• _Challenge_:
Report every line from the material that contains the word "levels".
-=-=-
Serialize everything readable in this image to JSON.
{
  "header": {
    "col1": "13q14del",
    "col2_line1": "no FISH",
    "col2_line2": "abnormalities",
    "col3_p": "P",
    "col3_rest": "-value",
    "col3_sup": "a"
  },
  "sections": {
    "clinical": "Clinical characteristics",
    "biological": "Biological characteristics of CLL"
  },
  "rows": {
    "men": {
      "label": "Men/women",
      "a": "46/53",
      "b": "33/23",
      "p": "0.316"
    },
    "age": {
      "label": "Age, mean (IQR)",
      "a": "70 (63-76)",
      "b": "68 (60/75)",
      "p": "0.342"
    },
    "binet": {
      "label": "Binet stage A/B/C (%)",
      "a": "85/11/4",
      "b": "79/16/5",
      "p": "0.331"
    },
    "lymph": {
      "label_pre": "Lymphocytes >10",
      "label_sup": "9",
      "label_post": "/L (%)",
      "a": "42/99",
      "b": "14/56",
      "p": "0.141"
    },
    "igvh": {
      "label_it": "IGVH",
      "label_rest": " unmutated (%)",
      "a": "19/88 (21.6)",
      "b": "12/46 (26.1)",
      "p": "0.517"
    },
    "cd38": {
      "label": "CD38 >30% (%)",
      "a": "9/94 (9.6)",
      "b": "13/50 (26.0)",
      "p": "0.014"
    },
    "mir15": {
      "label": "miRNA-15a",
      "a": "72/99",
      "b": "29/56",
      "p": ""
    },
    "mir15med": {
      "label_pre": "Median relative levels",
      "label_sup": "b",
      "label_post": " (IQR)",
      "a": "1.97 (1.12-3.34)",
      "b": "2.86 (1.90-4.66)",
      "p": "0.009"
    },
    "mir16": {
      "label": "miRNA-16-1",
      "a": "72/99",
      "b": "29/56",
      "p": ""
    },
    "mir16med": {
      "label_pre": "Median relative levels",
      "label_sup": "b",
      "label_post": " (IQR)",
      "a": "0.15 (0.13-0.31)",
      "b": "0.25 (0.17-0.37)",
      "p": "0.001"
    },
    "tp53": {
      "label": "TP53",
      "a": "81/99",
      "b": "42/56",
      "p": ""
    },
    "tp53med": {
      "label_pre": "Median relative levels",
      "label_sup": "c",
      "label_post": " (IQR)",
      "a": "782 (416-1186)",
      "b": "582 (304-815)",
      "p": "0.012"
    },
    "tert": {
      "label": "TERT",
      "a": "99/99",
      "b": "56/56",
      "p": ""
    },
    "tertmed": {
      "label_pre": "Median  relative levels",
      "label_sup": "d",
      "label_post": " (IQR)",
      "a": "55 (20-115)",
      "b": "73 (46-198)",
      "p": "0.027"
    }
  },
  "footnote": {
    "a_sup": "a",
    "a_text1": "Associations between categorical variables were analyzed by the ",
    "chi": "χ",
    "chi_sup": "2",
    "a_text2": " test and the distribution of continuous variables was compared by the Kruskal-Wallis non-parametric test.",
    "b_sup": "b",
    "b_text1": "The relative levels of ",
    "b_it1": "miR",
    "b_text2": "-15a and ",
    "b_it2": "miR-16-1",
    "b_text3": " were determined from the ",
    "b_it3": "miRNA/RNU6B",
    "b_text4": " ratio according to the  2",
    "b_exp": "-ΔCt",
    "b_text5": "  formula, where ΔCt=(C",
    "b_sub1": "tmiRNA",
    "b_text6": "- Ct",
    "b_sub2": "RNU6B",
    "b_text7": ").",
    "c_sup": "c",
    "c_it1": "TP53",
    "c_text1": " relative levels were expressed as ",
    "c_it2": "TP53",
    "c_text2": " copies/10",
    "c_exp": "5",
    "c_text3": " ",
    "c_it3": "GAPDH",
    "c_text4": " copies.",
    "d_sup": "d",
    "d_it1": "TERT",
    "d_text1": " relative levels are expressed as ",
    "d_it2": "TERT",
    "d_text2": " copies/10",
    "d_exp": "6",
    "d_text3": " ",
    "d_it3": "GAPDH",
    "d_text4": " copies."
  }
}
-=-=-
• _Task answer_:
      "label_pre": "Median relative levels",
      "label_pre": "Median relative levels",
      "label_pre": "Median relative levels",
      "label_pre": "Median  relative levels",
    "b_text1": "The relative levels of ",
    "c_text1": " relative levels were expressed as ",
    "d_text1": " relative levels are expressed as ",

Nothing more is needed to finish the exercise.